* BEGIN *

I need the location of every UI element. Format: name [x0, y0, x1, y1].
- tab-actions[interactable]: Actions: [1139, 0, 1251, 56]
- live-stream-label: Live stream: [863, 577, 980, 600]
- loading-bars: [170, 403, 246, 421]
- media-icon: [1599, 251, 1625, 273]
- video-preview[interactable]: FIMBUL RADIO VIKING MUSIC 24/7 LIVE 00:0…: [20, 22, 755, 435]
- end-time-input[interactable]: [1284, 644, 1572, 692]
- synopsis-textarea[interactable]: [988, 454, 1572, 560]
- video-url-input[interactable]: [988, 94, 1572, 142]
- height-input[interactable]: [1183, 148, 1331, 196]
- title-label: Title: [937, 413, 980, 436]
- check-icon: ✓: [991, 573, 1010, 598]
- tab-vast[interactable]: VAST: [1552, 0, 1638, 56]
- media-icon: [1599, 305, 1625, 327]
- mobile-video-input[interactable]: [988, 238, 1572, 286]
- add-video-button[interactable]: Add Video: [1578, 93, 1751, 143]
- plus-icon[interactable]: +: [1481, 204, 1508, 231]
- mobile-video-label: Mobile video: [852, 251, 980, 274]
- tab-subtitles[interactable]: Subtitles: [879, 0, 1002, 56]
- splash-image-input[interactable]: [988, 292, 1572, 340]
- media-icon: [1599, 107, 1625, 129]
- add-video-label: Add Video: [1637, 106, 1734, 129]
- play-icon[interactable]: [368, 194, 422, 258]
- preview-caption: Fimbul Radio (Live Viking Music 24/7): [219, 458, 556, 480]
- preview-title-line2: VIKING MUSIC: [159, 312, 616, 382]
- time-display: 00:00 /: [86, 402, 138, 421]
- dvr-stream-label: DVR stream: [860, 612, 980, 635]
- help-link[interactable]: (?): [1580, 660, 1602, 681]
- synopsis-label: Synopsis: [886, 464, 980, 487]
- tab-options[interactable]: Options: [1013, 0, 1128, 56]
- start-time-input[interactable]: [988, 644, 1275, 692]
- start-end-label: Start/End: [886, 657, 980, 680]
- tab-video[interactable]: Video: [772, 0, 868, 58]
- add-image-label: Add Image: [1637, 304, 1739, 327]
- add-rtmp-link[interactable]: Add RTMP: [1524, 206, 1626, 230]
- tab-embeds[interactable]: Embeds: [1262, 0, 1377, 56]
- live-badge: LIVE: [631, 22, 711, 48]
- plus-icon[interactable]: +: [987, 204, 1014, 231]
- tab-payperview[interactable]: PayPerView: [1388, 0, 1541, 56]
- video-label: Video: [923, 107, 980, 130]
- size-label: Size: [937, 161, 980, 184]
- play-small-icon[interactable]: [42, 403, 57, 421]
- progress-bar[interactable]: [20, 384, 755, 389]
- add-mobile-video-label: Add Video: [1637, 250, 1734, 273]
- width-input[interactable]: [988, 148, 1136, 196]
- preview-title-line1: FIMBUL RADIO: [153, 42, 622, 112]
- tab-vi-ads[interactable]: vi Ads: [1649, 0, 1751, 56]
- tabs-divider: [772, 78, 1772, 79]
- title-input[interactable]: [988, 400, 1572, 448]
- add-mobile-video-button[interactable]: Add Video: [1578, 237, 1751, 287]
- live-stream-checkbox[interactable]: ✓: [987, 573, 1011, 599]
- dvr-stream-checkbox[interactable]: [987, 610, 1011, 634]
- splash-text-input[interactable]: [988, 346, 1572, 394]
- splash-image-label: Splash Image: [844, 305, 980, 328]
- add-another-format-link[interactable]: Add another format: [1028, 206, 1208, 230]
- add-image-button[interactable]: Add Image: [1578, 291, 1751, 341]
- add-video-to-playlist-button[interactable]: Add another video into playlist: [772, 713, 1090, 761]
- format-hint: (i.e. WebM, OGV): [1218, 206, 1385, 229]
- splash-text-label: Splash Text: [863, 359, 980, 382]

* END *

* _Set task_: Update the data from the beginning through the line containing "- video-preview[interactable]: FIMBUL": write those lines again with "media-icon" changed to "media-button" and everything else the same.

* _Output below_:
I need the location of every UI element. Format: name [x0, y0, x1, y1].
- tab-actions[interactable]: Actions: [1139, 0, 1251, 56]
- live-stream-label: Live stream: [863, 577, 980, 600]
- loading-bars: [170, 403, 246, 421]
- media-button: [1599, 251, 1625, 273]
- video-preview[interactable]: FIMBUL RADIO VIKING MUSIC 24/7 LIVE 00:0…: [20, 22, 755, 435]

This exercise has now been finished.